== YOUR OBJECTIVE ==
Whenever a line in the entries below includes the string "Windows", count that line. Report the total alone.

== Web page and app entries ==
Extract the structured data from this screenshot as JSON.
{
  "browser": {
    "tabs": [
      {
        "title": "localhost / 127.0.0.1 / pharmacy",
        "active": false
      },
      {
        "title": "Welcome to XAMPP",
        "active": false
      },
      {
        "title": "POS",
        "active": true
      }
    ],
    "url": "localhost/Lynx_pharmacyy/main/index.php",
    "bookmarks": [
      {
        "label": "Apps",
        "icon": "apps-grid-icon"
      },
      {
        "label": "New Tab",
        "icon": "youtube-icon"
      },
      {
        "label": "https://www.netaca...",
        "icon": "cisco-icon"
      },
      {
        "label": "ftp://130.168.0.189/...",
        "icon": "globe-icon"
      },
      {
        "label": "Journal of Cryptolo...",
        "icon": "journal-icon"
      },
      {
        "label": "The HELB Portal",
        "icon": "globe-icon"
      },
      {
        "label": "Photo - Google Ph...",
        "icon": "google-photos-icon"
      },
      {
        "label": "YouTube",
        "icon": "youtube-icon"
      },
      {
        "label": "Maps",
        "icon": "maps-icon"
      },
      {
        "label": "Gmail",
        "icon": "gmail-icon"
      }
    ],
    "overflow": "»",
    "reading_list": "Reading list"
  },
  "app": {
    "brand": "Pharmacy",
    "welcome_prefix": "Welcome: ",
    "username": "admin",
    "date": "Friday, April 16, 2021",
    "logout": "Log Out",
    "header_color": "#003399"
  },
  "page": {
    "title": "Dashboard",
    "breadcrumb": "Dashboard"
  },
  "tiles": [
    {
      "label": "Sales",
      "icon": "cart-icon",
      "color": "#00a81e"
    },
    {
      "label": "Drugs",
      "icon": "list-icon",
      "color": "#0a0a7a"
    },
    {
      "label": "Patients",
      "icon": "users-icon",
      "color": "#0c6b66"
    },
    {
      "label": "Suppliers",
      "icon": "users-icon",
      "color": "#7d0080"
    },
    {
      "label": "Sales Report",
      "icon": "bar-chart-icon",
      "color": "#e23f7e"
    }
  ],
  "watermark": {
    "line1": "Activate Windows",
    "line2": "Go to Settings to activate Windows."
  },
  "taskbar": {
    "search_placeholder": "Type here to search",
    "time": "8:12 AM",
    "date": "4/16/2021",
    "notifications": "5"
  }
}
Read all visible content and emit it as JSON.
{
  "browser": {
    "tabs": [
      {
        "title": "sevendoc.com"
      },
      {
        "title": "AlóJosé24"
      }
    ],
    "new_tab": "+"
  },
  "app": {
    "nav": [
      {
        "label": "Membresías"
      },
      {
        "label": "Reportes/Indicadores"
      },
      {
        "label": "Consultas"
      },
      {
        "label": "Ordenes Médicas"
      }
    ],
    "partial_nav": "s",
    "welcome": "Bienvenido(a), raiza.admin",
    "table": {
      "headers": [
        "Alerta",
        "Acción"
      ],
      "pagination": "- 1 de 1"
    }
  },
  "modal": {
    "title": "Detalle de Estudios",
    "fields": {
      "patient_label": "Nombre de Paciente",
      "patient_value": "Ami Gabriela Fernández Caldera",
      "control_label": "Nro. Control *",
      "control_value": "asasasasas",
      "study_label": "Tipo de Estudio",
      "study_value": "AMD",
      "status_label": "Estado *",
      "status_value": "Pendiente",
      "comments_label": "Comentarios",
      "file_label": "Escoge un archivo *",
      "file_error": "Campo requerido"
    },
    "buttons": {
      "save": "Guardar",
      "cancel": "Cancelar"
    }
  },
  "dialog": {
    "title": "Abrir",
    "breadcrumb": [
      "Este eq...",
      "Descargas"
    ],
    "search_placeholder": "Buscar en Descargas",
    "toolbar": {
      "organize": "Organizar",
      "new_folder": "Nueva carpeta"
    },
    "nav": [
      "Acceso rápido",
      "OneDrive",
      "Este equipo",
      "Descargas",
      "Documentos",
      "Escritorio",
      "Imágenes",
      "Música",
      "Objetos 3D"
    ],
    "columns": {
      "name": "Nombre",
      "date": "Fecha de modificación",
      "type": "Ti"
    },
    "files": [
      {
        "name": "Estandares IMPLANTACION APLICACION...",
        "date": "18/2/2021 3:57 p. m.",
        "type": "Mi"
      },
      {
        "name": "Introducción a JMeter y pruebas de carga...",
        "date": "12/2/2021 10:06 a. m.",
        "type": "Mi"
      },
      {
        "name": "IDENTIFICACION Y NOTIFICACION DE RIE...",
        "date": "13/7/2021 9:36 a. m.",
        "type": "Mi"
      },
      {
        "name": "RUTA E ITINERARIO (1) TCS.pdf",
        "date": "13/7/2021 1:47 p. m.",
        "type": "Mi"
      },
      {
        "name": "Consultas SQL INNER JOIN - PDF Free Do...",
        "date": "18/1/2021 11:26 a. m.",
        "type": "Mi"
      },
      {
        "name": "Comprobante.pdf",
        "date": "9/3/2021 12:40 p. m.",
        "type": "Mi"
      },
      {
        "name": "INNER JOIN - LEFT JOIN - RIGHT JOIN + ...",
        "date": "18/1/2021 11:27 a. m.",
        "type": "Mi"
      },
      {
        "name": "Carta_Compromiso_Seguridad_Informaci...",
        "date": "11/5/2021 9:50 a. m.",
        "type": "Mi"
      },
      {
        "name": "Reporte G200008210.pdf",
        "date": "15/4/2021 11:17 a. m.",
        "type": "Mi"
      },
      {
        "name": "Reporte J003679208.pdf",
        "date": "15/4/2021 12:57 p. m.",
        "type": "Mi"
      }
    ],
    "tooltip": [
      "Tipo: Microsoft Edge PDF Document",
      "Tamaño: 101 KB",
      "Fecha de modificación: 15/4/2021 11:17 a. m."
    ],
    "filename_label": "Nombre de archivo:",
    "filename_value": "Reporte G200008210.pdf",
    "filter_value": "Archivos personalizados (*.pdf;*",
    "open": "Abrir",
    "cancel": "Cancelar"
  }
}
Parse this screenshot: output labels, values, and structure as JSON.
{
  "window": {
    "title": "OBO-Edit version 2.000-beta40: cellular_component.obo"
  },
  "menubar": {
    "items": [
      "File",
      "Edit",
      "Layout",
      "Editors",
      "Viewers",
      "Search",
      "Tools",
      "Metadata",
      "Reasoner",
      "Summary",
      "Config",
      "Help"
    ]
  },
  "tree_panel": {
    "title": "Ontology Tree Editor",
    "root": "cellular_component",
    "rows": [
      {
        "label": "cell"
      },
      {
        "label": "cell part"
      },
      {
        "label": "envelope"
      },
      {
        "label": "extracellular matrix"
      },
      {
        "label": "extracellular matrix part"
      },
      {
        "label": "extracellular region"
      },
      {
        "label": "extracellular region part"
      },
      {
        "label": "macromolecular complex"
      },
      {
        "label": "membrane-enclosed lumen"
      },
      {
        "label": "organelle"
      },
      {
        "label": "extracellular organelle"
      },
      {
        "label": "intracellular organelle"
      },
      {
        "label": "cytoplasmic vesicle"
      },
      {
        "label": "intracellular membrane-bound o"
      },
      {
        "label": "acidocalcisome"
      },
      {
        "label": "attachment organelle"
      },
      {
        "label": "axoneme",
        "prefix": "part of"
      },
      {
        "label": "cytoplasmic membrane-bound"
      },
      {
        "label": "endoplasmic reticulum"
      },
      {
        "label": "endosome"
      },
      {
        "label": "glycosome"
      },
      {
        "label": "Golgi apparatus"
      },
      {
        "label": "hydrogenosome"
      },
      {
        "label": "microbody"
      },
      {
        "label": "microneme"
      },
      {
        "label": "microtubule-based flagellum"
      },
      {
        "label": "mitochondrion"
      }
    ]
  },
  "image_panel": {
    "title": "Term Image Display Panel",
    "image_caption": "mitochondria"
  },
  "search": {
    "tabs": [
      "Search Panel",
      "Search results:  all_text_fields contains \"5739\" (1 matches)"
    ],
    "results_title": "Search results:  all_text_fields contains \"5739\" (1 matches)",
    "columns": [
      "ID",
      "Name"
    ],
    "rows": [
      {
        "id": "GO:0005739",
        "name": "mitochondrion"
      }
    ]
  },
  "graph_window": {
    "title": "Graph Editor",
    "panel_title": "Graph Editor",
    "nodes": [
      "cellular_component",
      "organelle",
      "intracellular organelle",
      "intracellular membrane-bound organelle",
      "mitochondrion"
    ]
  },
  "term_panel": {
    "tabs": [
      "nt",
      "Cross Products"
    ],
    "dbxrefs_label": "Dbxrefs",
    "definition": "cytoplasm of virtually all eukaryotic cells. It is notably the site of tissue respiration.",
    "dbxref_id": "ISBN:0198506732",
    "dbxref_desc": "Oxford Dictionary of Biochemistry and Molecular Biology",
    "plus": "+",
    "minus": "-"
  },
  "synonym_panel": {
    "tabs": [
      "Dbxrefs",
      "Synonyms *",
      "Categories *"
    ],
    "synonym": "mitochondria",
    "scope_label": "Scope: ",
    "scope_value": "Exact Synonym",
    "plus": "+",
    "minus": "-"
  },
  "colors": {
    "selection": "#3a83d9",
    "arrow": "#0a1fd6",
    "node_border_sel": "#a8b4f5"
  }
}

== WORKED SOLUTION ==
2